= Job =
The lines to extract begin at the one containing "What does this" and run to the end of the listing; set them down exactly and alone.

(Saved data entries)
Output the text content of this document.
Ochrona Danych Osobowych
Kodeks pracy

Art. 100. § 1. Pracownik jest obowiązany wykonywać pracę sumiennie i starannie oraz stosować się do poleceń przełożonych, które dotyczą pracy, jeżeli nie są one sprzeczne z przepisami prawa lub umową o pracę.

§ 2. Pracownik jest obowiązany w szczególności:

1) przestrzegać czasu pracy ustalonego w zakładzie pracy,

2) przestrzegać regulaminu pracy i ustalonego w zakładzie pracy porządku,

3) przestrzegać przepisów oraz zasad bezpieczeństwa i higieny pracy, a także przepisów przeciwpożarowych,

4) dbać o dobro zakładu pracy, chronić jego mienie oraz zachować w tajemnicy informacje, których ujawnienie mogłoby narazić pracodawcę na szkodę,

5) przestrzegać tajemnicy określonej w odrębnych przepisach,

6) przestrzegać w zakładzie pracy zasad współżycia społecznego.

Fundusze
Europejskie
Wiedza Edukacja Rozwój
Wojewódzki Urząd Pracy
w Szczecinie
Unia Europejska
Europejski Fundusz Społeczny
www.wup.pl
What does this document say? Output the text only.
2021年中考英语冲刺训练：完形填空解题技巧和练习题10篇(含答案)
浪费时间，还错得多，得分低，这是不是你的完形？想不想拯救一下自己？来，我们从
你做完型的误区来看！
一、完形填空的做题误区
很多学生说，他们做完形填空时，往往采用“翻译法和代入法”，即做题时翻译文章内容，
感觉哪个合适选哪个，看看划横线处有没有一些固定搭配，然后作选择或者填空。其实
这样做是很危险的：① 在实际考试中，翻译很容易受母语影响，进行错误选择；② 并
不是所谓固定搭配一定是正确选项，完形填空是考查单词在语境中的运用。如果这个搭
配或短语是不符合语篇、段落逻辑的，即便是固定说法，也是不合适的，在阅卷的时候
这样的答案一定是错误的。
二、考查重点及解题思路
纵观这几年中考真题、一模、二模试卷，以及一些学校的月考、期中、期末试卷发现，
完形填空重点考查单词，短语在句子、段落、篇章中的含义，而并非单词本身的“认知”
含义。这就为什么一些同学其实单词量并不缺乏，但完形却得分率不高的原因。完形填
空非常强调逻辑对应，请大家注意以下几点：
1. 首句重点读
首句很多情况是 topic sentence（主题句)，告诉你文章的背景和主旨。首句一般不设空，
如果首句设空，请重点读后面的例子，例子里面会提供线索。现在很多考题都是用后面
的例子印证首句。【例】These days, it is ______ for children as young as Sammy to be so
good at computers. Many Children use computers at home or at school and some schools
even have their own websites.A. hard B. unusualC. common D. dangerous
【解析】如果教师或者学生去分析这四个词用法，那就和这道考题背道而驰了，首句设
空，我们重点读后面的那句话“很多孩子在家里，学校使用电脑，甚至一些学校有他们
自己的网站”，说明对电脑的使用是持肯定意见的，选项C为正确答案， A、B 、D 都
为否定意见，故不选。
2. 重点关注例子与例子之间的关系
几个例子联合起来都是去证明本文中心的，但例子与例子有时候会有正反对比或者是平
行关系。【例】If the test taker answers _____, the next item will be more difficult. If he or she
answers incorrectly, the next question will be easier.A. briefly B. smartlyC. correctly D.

= Written reply =
What does this document say? Output the text only.
2021年中考英语冲刺训练：完形填空解题技巧和练习题10篇(含答案)
浪费时间，还错得多，得分低，这是不是你的完形？想不想拯救一下自己？来，我们从
你做完型的误区来看！
一、完形填空的做题误区
很多学生说，他们做完形填空时，往往采用“翻译法和代入法”，即做题时翻译文章内容，
感觉哪个合适选哪个，看看划横线处有没有一些固定搭配，然后作选择或者填空。其实
这样做是很危险的：① 在实际考试中，翻译很容易受母语影响，进行错误选择；② 并
不是所谓固定搭配一定是正确选项，完形填空是考查单词在语境中的运用。如果这个搭
配或短语是不符合语篇、段落逻辑的，即便是固定说法，也是不合适的，在阅卷的时候
这样的答案一定是错误的。
二、考查重点及解题思路
纵观这几年中考真题、一模、二模试卷，以及一些学校的月考、期中、期末试卷发现，
完形填空重点考查单词，短语在句子、段落、篇章中的含义，而并非单词本身的“认知”
含义。这就为什么一些同学其实单词量并不缺乏，但完形却得分率不高的原因。完形填
空非常强调逻辑对应，请大家注意以下几点：
1. 首句重点读
首句很多情况是 topic sentence（主题句)，告诉你文章的背景和主旨。首句一般不设空，
如果首句设空，请重点读后面的例子，例子里面会提供线索。现在很多考题都是用后面
的例子印证首句。【例】These days, it is ______ for children as young as Sammy to be so
good at computers. Many Children use computers at home or at school and some schools
even have their own websites.A. hard B. unusualC. common D. dangerous
【解析】如果教师或者学生去分析这四个词用法，那就和这道考题背道而驰了，首句设
空，我们重点读后面的那句话“很多孩子在家里，学校使用电脑，甚至一些学校有他们
自己的网站”，说明对电脑的使用是持肯定意见的，选项C为正确答案， A、B 、D 都
为否定意见，故不选。
2. 重点关注例子与例子之间的关系
几个例子联合起来都是去证明本文中心的，但例子与例子有时候会有正反对比或者是平
行关系。【例】If the test taker answers _____, the next item will be more difficult. If he or she
answers incorrectly, the next question will be easier.A. briefly B. smartlyC. correctly D.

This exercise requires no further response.